■ Excerpted passage:
┄┄┄┄┄┄

Pittsburgh, Pennsylvania, Gazette [Republican]
(7 March 1857)


Is it [illegible] the threshold of the fierce struggle thrust before the people of this nation, we design, that there shall be no misunderstanding as to our position on the great point raised by the Supreme Court in the Dred Scott case. We shall treat the so-called decision of that Court as an utter nullity. It is not law, and it has no binding force upon either the people or the government. It is not an authoritative interpretation of the Constitution, nor is it, legally, a decision entitled to any weight whatever. It is simply a demagogical stump speech from the hustings of the supreme bench, got up in legal phrase to suit the necessities of the Buchanan administration. The Judges of the Supreme Court have therein simply abandoned the robe and the ermine to achieve the task of framing a new platform for the locofoco party.

Look at the facts in the case. Dred Scott, an alleged Missouri slave, brings a suit against his claimant, for his freedom, upon the ground that his master, having voluntarily removed him from Missouri on to free soil, he thereby became free. The Supreme Court decide that Dred Scott is not a citizen of Missouri or of the United States, and therefore was not entitled to bring a suit in that Court; hence they dismiss his suit for want of jurisdiction. That, then, was the only point for them to decide, and that decided, there was an end of the case. The suit fell because the party bringing it had no rights in that Court.

Beyond this legal point the Court had no power to decide anything. They had no right to go into the merits of a case, when the case itself was dismissed for want of jurisdiction. All that follows is simply extra judicial and is entitled to be regarded only as the unauthorized opinion of so many individuals.

┄┄┄┄┄┄

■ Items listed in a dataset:
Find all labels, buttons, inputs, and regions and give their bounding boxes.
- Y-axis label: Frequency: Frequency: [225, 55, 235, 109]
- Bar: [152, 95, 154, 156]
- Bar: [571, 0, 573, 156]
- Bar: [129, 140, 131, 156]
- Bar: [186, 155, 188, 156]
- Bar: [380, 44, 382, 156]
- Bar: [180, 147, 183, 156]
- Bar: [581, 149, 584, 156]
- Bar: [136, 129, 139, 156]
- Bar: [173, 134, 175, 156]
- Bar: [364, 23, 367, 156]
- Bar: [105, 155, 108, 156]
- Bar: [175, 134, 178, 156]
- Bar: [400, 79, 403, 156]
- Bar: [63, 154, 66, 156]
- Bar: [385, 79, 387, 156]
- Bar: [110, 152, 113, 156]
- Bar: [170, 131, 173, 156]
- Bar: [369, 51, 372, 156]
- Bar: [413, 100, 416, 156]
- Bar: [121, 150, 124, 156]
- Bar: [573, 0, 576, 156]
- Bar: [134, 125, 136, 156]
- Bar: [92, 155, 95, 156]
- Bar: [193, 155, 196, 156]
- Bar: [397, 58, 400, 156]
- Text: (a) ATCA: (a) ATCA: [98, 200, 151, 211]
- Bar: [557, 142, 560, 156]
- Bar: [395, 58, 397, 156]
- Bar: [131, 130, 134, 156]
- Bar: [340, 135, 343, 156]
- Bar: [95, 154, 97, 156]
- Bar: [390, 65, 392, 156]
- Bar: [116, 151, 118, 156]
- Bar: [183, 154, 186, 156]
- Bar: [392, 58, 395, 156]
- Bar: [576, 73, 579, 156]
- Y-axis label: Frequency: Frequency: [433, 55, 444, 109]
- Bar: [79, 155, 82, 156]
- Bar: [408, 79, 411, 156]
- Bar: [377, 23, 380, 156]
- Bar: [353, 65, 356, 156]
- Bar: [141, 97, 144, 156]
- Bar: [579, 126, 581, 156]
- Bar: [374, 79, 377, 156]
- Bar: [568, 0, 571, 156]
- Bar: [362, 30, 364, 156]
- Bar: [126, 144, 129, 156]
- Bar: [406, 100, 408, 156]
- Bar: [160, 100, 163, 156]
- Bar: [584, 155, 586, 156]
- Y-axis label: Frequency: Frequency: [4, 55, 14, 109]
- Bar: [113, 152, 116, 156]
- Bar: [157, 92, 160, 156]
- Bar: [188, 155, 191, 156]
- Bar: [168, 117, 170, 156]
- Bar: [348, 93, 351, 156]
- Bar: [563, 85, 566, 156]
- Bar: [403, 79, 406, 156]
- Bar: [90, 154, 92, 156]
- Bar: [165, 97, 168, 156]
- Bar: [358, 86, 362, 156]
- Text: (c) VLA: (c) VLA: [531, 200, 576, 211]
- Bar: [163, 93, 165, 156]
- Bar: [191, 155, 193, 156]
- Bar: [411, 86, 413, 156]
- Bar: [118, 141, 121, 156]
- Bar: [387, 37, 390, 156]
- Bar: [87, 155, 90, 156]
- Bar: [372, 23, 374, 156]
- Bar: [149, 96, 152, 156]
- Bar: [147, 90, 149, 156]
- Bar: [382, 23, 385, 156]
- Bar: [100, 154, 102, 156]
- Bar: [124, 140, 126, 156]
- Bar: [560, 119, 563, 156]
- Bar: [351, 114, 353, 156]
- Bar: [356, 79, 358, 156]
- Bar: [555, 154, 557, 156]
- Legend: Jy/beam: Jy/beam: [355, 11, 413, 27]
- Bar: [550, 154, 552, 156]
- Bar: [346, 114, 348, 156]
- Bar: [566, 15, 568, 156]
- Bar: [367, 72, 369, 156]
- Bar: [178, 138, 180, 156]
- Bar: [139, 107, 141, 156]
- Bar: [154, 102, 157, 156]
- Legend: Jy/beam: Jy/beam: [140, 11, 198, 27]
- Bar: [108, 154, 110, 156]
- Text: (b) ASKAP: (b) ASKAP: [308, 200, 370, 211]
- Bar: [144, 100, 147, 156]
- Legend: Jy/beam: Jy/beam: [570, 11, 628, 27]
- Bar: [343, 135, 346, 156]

┄┄┄┄┄┄

Reproduce the Dred Scott editorial verbatim between "Look at the" and "in that Court.", inclusive.

Look at the facts in the case. Dred Scott, an alleged Missouri slave, brings a suit against his claimant, for his freedom, upon the ground that his master, having voluntarily removed him from Missouri on to free soil, he thereby became free. The Supreme Court decide that Dred Scott is not a citizen of Missouri or of the United States, and therefore was not entitled to bring a suit in that Court; hence they dismiss his suit for want of jurisdiction. That, then, was the only point for them to decide, and that decided, there was an end of the case. The suit fell because the party bringing it had no rights in that Court.